- Task instructions:
Give back word for word the stretch of the records from the start through the line containing "fire-area-field[interactable] [123,1019,200,1041]", both ends included.

** Start of Data to use **

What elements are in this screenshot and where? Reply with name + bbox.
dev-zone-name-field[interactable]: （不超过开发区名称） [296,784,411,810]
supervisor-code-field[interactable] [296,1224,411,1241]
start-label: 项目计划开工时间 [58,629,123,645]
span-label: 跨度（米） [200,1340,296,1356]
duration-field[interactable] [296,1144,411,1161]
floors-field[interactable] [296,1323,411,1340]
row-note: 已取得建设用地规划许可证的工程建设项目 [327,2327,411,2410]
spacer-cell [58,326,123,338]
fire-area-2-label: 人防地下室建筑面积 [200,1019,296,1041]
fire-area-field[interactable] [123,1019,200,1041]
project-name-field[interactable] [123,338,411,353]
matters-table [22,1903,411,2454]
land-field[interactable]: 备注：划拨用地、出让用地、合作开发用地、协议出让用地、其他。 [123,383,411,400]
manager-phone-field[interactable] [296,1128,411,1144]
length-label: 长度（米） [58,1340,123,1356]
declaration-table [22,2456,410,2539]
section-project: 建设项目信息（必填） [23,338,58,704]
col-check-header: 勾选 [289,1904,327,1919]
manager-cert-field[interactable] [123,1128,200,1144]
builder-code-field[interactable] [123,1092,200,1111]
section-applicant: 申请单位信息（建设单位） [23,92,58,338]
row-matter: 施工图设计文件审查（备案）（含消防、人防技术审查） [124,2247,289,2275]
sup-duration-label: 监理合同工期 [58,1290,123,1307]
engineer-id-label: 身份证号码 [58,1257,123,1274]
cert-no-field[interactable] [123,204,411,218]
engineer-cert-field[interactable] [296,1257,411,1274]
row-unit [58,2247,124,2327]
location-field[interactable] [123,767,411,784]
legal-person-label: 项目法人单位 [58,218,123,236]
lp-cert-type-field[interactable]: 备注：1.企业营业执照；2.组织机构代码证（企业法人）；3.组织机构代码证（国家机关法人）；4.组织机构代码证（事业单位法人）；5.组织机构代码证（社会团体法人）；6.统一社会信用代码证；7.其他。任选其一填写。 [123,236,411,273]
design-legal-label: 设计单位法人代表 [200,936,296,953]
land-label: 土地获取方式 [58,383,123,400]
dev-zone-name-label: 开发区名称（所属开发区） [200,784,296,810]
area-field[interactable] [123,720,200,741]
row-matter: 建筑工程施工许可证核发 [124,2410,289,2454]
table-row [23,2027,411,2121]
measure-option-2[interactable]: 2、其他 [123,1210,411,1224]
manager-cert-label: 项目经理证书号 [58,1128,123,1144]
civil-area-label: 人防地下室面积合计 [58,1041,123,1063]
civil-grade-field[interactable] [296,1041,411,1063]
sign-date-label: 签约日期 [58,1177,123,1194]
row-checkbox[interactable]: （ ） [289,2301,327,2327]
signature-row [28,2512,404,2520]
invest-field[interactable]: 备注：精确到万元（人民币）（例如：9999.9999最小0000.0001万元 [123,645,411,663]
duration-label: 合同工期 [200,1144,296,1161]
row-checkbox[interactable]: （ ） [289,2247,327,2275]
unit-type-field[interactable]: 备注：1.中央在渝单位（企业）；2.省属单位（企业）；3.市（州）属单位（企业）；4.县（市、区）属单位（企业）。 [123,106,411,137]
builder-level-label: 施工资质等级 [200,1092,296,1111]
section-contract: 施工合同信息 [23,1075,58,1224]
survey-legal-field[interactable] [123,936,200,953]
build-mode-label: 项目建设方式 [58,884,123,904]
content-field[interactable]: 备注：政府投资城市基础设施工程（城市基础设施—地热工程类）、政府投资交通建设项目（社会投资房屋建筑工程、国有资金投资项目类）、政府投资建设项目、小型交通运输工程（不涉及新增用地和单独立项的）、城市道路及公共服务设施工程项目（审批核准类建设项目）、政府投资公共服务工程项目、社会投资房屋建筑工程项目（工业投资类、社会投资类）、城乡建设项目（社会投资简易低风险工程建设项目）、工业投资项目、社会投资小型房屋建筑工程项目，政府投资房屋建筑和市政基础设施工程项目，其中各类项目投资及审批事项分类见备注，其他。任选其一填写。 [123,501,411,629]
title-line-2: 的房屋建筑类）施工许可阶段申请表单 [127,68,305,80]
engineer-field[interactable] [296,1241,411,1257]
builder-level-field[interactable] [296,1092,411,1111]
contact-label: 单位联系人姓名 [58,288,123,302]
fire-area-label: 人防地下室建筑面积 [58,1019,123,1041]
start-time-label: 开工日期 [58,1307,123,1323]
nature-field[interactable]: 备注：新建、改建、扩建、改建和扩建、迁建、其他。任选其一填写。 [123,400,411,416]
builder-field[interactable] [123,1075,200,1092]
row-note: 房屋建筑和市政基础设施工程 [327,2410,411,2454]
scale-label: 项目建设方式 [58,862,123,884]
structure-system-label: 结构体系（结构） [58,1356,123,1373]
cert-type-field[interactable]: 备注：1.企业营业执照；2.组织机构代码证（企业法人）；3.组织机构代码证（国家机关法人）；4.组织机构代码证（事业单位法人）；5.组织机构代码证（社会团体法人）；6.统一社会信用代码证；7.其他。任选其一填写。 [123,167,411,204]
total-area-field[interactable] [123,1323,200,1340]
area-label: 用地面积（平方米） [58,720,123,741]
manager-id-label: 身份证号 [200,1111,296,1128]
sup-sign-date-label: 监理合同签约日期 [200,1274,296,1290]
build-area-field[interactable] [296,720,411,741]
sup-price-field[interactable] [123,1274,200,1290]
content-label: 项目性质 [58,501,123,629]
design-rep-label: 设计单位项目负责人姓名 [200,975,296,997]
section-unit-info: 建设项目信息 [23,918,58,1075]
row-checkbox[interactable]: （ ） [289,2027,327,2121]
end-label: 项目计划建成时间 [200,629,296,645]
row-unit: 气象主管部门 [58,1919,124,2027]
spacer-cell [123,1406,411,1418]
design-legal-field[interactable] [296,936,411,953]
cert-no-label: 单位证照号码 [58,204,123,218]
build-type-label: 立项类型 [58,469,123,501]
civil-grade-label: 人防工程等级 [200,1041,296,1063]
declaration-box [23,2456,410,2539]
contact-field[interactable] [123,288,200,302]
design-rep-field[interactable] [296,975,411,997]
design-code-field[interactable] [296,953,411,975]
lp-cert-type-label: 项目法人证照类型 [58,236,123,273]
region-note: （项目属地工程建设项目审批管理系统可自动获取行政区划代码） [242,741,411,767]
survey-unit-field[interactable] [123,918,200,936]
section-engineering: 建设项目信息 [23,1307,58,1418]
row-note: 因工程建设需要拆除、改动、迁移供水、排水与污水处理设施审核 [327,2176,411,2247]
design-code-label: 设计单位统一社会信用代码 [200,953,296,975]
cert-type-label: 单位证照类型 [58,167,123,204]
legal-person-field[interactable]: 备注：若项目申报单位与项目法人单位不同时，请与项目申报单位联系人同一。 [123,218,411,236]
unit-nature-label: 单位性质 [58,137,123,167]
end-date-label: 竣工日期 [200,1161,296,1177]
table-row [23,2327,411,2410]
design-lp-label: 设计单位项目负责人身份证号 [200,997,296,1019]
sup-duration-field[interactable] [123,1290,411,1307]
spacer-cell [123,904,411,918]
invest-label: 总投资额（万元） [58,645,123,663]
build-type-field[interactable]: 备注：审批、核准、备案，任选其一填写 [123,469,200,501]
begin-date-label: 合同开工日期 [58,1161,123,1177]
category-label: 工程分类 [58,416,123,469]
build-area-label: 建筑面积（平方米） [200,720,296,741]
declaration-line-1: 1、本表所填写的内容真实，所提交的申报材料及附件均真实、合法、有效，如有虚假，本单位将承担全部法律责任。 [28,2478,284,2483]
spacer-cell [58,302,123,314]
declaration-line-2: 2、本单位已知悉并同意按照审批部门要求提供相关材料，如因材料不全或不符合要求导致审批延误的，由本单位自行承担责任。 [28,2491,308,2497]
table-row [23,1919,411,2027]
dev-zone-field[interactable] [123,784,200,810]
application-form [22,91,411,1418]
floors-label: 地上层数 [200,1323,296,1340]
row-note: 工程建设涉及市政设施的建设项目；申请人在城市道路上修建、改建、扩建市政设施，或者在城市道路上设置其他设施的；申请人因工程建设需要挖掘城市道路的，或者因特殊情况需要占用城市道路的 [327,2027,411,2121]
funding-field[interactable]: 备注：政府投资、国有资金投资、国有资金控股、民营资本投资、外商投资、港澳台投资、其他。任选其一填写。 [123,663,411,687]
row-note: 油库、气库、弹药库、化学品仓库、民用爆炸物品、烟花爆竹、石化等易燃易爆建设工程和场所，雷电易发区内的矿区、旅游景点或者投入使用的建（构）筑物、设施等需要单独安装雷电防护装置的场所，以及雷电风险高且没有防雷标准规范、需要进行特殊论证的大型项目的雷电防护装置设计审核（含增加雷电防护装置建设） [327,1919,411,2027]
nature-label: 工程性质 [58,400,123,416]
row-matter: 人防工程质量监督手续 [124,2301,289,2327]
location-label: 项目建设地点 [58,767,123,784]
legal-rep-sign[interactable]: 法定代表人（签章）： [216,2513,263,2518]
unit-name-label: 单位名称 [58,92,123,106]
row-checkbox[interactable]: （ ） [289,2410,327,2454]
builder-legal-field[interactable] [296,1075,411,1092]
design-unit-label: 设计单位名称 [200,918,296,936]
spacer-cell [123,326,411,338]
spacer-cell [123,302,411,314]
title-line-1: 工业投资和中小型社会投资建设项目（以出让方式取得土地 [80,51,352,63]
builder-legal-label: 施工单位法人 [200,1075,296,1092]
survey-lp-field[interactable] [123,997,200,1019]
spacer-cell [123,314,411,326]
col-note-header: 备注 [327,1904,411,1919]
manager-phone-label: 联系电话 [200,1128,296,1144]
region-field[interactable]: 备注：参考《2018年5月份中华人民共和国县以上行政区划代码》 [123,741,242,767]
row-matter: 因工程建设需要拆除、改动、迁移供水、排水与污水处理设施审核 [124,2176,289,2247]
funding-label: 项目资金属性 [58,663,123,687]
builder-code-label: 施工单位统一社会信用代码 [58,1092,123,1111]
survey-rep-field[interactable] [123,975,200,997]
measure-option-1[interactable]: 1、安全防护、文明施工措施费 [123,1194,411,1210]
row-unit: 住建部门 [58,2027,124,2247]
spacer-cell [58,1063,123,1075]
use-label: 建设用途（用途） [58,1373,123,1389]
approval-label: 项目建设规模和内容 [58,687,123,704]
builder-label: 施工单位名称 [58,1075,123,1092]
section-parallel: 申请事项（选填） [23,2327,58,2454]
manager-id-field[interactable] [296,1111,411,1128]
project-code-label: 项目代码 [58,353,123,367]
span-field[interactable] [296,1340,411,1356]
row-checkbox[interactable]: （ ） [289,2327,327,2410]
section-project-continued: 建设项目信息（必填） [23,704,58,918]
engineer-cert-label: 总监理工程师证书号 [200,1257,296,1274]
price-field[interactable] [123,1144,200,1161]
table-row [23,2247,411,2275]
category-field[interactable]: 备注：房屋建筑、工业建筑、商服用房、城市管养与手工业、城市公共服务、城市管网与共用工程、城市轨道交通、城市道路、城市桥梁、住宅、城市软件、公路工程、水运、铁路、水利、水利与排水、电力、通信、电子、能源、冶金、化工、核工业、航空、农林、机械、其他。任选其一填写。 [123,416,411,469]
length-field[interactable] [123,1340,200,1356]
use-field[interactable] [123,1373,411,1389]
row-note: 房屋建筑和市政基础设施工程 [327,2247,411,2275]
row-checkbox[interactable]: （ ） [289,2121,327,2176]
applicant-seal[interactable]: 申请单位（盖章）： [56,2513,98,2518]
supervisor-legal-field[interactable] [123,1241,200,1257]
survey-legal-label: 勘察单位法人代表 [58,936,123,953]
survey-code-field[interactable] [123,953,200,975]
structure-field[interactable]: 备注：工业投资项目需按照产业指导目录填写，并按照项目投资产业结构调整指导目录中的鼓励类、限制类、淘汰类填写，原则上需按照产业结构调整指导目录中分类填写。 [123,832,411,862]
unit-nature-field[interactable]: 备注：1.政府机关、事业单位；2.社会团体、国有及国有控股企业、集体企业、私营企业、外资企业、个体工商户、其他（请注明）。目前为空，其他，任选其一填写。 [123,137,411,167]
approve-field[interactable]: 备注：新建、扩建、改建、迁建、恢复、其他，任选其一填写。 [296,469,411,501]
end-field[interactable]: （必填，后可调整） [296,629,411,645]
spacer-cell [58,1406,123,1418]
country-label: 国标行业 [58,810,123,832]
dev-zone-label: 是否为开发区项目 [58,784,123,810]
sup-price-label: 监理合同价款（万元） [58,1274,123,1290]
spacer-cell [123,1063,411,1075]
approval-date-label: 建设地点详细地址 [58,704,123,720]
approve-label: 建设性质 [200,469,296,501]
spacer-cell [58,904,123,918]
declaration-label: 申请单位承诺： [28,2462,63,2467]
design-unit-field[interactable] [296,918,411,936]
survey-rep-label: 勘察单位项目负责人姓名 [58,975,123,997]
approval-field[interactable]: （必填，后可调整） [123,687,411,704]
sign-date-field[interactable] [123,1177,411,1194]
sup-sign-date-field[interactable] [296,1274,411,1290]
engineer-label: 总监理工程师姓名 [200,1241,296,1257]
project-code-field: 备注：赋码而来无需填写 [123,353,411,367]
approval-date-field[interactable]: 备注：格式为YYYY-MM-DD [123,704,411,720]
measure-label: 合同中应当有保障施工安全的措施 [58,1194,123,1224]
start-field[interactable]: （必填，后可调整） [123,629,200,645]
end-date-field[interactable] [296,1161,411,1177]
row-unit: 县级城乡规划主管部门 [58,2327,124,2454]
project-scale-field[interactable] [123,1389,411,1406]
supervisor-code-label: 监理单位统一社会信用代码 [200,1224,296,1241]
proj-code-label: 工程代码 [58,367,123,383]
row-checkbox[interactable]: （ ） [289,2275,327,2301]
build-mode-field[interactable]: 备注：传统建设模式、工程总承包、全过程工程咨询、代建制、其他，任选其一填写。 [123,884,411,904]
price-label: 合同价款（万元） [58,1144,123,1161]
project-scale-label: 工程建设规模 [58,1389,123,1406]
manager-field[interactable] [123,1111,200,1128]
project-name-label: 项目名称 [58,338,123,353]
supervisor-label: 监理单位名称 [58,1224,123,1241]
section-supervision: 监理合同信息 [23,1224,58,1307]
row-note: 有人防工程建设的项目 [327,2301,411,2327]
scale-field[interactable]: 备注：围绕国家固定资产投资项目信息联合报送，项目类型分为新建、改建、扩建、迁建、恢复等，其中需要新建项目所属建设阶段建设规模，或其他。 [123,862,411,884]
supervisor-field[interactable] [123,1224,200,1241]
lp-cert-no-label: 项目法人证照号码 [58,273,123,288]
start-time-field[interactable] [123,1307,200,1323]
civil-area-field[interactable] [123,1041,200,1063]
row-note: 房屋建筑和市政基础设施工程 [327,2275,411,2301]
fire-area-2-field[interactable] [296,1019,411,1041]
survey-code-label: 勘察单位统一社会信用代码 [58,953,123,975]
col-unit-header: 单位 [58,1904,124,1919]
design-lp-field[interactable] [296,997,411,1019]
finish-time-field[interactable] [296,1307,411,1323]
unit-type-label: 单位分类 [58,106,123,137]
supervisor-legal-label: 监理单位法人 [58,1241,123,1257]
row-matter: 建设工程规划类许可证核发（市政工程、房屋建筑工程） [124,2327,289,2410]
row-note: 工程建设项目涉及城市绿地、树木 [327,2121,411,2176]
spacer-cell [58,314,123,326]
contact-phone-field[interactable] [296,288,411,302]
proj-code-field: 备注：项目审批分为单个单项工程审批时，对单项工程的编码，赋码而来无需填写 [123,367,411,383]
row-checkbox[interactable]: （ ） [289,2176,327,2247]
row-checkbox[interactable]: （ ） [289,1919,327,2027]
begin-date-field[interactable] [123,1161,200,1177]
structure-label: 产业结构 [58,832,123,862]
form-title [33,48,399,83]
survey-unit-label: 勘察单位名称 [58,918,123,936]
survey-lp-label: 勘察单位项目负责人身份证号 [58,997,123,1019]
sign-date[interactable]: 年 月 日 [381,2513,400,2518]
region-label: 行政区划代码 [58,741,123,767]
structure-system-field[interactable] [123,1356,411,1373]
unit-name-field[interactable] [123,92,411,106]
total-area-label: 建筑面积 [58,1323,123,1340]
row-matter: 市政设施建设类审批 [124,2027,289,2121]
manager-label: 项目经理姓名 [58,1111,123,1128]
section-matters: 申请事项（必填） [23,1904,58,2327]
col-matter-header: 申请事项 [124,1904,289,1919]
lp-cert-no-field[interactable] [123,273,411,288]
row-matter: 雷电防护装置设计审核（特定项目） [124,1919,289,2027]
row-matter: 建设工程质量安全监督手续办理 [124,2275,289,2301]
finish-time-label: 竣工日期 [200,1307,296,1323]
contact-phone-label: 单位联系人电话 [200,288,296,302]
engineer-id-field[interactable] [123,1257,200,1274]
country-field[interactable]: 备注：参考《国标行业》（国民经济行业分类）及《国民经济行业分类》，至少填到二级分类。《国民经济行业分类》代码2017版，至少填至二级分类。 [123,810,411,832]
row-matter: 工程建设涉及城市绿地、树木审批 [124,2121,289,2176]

** End of Data to use **

- The reply:
What elements are in this screenshot and where? Reply with name + bbox.
dev-zone-name-field[interactable]: （不超过开发区名称） [296,784,411,810]
supervisor-code-field[interactable] [296,1224,411,1241]
start-label: 项目计划开工时间 [58,629,123,645]
span-label: 跨度（米） [200,1340,296,1356]
duration-field[interactable] [296,1144,411,1161]
floors-field[interactable] [296,1323,411,1340]
row-note: 已取得建设用地规划许可证的工程建设项目 [327,2327,411,2410]
spacer-cell [58,326,123,338]
fire-area-2-label: 人防地下室建筑面积 [200,1019,296,1041]
fire-area-field[interactable] [123,1019,200,1041]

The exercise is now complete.